• **TASK INSTRUCTIONS**: From the listing that follows, extract every line and set it down unaltered.

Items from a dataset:
^^^^^^^^

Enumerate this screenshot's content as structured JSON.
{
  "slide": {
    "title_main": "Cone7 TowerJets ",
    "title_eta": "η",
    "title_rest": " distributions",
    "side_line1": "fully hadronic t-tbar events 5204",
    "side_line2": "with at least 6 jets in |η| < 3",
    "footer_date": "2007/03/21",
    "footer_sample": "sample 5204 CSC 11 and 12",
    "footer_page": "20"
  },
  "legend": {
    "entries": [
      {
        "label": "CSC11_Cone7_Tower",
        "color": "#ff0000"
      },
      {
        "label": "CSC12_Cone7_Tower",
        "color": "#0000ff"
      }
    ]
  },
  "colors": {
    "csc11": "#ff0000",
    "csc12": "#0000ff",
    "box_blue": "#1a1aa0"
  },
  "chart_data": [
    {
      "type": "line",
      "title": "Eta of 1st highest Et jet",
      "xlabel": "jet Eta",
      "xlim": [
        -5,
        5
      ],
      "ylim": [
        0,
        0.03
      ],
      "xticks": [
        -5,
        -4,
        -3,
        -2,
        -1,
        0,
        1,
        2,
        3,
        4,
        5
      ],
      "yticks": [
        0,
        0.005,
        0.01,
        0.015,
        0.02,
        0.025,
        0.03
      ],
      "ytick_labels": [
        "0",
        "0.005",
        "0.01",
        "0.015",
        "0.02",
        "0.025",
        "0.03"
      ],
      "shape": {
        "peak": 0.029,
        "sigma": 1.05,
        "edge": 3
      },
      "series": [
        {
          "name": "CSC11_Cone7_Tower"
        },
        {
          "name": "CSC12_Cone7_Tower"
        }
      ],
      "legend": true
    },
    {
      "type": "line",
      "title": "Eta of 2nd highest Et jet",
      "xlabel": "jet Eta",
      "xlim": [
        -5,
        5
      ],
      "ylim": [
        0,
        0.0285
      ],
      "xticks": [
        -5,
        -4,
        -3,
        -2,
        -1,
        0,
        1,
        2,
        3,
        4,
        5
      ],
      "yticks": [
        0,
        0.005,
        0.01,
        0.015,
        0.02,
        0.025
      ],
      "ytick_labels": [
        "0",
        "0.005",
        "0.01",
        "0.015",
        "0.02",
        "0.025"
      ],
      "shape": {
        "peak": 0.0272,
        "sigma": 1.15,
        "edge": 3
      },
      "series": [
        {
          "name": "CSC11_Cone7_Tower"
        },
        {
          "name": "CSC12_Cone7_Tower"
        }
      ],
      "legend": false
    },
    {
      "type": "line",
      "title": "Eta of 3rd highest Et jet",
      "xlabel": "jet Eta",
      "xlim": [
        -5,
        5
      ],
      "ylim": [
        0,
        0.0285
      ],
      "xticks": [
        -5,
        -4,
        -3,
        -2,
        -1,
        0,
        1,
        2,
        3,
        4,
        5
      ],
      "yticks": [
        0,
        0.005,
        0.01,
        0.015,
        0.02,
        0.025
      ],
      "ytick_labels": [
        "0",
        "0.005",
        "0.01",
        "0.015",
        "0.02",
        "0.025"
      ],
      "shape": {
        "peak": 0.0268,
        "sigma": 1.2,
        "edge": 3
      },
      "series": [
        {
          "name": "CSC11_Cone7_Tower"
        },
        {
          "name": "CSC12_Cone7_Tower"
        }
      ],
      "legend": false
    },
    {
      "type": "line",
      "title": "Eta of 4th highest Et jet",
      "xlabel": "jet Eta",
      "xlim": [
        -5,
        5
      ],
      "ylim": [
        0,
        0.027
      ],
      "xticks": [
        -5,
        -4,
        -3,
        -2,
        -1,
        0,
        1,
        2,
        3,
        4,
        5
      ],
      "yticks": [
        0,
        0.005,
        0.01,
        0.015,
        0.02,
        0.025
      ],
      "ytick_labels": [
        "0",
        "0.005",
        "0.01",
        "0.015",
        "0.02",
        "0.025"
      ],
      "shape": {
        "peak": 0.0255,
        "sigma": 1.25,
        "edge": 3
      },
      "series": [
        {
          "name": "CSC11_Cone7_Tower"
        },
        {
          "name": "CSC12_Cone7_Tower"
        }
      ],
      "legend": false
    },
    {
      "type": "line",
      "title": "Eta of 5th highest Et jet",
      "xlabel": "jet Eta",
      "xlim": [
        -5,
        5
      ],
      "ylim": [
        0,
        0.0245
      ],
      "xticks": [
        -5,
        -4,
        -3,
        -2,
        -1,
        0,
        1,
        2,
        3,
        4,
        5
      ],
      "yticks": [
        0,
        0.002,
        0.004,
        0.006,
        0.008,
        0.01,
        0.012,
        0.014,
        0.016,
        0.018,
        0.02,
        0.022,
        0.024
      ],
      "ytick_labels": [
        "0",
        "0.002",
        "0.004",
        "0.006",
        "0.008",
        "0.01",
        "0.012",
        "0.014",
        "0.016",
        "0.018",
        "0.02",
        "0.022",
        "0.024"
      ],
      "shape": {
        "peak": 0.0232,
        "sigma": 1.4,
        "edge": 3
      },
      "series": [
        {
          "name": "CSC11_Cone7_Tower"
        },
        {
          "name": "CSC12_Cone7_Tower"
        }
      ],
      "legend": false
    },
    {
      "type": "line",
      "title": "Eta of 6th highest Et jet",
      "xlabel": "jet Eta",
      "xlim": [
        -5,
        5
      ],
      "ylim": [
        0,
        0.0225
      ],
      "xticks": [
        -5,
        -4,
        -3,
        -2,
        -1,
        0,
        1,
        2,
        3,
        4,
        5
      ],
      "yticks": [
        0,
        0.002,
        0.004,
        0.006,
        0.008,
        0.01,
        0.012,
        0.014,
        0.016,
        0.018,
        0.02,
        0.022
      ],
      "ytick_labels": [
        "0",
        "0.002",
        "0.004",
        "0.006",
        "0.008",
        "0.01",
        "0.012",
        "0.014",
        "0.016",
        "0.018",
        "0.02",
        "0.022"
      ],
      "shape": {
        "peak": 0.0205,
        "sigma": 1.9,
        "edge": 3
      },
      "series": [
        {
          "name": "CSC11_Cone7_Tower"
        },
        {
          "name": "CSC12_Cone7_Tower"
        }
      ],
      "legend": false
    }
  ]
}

^^^^^^^^

• **FINISHED ANSWER**:
Enumerate this screenshot's content as structured JSON.
{
  "slide": {
    "title_main": "Cone7 TowerJets ",
    "title_eta": "η",
    "title_rest": " distributions",
    "side_line1": "fully hadronic t-tbar events 5204",
    "side_line2": "with at least 6 jets in |η| < 3",
    "footer_date": "2007/03/21",
    "footer_sample": "sample 5204 CSC 11 and 12",
    "footer_page": "20"
  },
  "legend": {
    "entries": [
      {
        "label": "CSC11_Cone7_Tower",
        "color": "#ff0000"
      },
      {
        "label": "CSC12_Cone7_Tower",
        "color": "#0000ff"
      }
    ]
  },
  "colors": {
    "csc11": "#ff0000",
    "csc12": "#0000ff",
    "box_blue": "#1a1aa0"
  },
  "chart_data": [
    {
      "type": "line",
      "title": "Eta of 1st highest Et jet",
      "xlabel": "jet Eta",
      "xlim": [
        -5,
        5
      ],
      "ylim": [
        0,
        0.03
      ],
      "xticks": [
        -5,
        -4,
        -3,
        -2,
        -1,
        0,
        1,
        2,
        3,
        4,
        5
      ],
      "yticks": [
        0,
        0.005,
        0.01,
        0.015,
        0.02,
        0.025,
        0.03
      ],
      "ytick_labels": [
        "0",
        "0.005",
        "0.01",
        "0.015",
        "0.02",
        "0.025",
        "0.03"
      ],
      "shape": {
        "peak": 0.029,
        "sigma": 1.05,
        "edge": 3
      },
      "series": [
        {
          "name": "CSC11_Cone7_Tower"
        },
        {
          "name": "CSC12_Cone7_Tower"
        }
      ],
      "legend": true
    },
    {
      "type": "line",
      "title": "Eta of 2nd highest Et jet",
      "xlabel": "jet Eta",
      "xlim": [
        -5,
        5
      ],
      "ylim": [
        0,
        0.0285
      ],
      "xticks": [
        -5,
        -4,
        -3,
        -2,
        -1,
        0,
        1,
        2,
        3,
        4,
        5
      ],
      "yticks": [
        0,
        0.005,
        0.01,
        0.015,
        0.02,
        0.025
      ],
      "ytick_labels": [
        "0",
        "0.005",
        "0.01",
        "0.015",
        "0.02",
        "0.025"
      ],
      "shape": {
        "peak": 0.0272,
        "sigma": 1.15,
        "edge": 3
      },
      "series": [
        {
          "name": "CSC11_Cone7_Tower"
        },
        {
          "name": "CSC12_Cone7_Tower"
        }
      ],
      "legend": false
    },
    {
      "type": "line",
      "title": "Eta of 3rd highest Et jet",
      "xlabel": "jet Eta",
      "xlim": [
        -5,
        5
      ],
      "ylim": [
        0,
        0.0285
      ],
      "xticks": [
        -5,
        -4,
        -3,
        -2,
        -1,
        0,
        1,
        2,
        3,
        4,
        5
      ],
      "yticks": [
        0,
        0.005,
        0.01,
        0.015,
        0.02,
        0.025
      ],
      "ytick_labels": [
        "0",
        "0.005",
        "0.01",
        "0.015",
        "0.02",
        "0.025"
      ],
      "shape": {
        "peak": 0.0268,
        "sigma": 1.2,
        "edge": 3
      },
      "series": [
        {
          "name": "CSC11_Cone7_Tower"
        },
        {
          "name": "CSC12_Cone7_Tower"
        }
      ],
      "legend": false
    },
    {
      "type": "line",
      "title": "Eta of 4th highest Et jet",
      "xlabel": "jet Eta",
      "xlim": [
        -5,
        5
      ],
      "ylim": [
        0,
        0.027
      ],
      "xticks": [
        -5,
        -4,
        -3,
        -2,
        -1,
        0,
        1,
        2,
        3,
        4,
        5
      ],
      "yticks": [
        0,
        0.005,
        0.01,
        0.015,
        0.02,
        0.025
      ],
      "ytick_labels": [
        "0",
        "0.005",
        "0.01",
        "0.015",
        "0.02",
        "0.025"
      ],
      "shape": {
        "peak": 0.0255,
        "sigma": 1.25,
        "edge": 3
      },
      "series": [
        {
          "name": "CSC11_Cone7_Tower"
        },
        {
          "name": "CSC12_Cone7_Tower"
        }
      ],
      "legend": false
    },
    {
      "type": "line",
      "title": "Eta of 5th highest Et jet",
      "xlabel": "jet Eta",
      "xlim": [
        -5,
        5
      ],
      "ylim": [
        0,
        0.0245
      ],
      "xticks": [
        -5,
        -4,
        -3,
        -2,
        -1,
        0,
        1,
        2,
        3,
        4,
        5
      ],
      "yticks": [
        0,
        0.002,
        0.004,
        0.006,
        0.008,
        0.01,
        0.012,
        0.014,
        0.016,
        0.018,
        0.02,
        0.022,
        0.024
      ],
      "ytick_labels": [
        "0",
        "0.002",
        "0.004",
        "0.006",
        "0.008",
        "0.01",
        "0.012",
        "0.014",
        "0.016",
        "0.018",
        "0.02",
        "0.022",
        "0.024"
      ],
      "shape": {
        "peak": 0.0232,
        "sigma": 1.4,
        "edge": 3
      },
      "series": [
        {
          "name": "CSC11_Cone7_Tower"
        },
        {
          "name": "CSC12_Cone7_Tower"
        }
      ],
      "legend": false
    },
    {
      "type": "line",
      "title": "Eta of 6th highest Et jet",
      "xlabel": "jet Eta",
      "xlim": [
        -5,
        5
      ],
      "ylim": [
        0,
        0.0225
      ],
      "xticks": [
        -5,
        -4,
        -3,
        -2,
        -1,
        0,
        1,
        2,
        3,
        4,
        5
      ],
      "yticks": [
        0,
        0.002,
        0.004,
        0.006,
        0.008,
        0.01,
        0.012,
        0.014,
        0.016,
        0.018,
        0.02,
        0.022
      ],
      "ytick_labels": [
        "0",
        "0.002",
        "0.004",
        "0.006",
        "0.008",
        "0.01",
        "0.012",
        "0.014",
        "0.016",
        "0.018",
        "0.02",
        "0.022"
      ],
      "shape": {
        "peak": 0.0205,
        "sigma": 1.9,
        "edge": 3
      },
      "series": [
        {
          "name": "CSC11_Cone7_Tower"
        },
        {
          "name": "CSC12_Cone7_Tower"
        }
      ],
      "legend": false
    }
  ]
}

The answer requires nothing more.